The River Camac (sometimes spelled Cammock, or, historically, Cammoge or Cammoke; Irish:  or ) is one of the larger rivers in Dublin and was one of four tributaries of the Liffey critical to the early development of the city.

Course
The Camac flows from a source on Mount Seskin/Knockannavea mountain north-east of the village of Brittas (southwest of Dublin city), joining other mountain streams, before being diverted by an 18th-century diversion from the Brittas River tributary of the River Liffey.

It flows through a mountain valley named the Slade of Saggart which lies just west of the N81 road (and below the site of the Crooksling tuberculosis sanatorium) southwest of the broad Tallaght plain and east of Newcastle. The river then flows past Saggart, through Kingswood and under the N7. The Camac proceeds through Kilmatead, where there is a small lake with islands, and from there flows into Corkagh Park (formerly Corkagh demesne) where the river was diverted into numerous ponds over the centuries that provided water for local mills. There are two ponds at the back of Kilmateed, a new fishery pond in Corkagh Park, the dry bed of a pond at the back of the Fairview Oil Mill ruins (near Cherrywood), and further downstream next to Moyle Park College, where the water was used by Clondalkin Paper Mills in the past. Many of the concrete ponds are now in poor condition as water levels have dropped and the ponds have silted up. The mill pond serving Leinster Paper Mills was situated on the old Nangor Road, Clondalkin but was covered to make way for a car park and entrance for the Mill Shopping Centre from the Nangor Road side in the late 1980s.

────────────────────

» TASKS TO PERFORM:
A – In the River Camac passage, what road does the river pass under after flowing through Kingswood?
B – Reproduce the River Camac passage word for word. Begin at the words "The River Camac" and stop after "of the city.".
Answer from the River Camac passage alone.

» ENTRIES SHOWN:
────────────────────

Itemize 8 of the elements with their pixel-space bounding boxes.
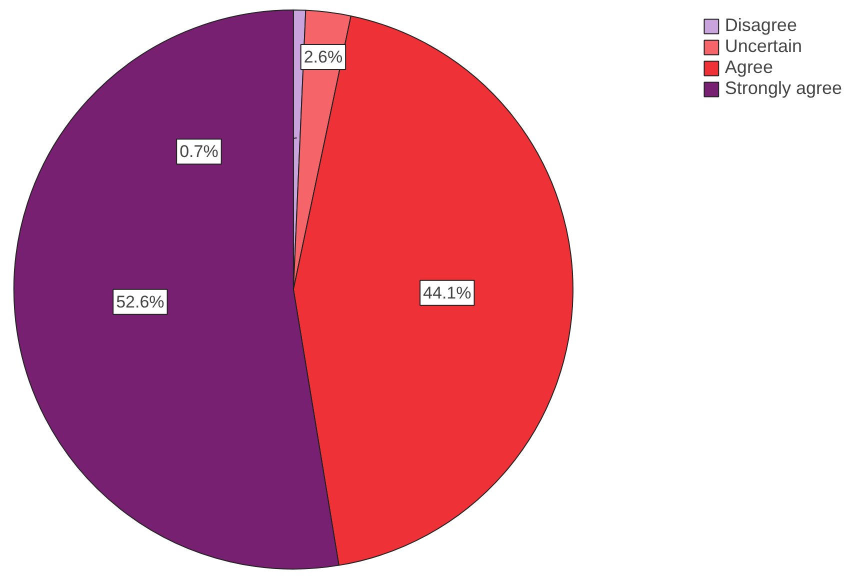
data-label: 2.6% [304,47,343,66]
legend-label: Disagree [724,15,797,36]
data-label: 44.1% [423,283,472,302]
data-label: 0.7% [180,142,218,162]
legend-label: Strongly agree [724,78,842,99]
data-label: 52.6% [116,292,164,312]
legend-label: Uncertain [724,36,802,57]
legend-label: Agree [724,57,773,78]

────────────────────

» TASK SOLUTIONS:
A – The N7.

B –
The River Camac (sometimes spelled Cammock, or, historically, Cammoge or Cammoke; Irish:  or ) is one of the larger rivers in Dublin and was one of four tributaries of the Liffey critical to the early development of the city.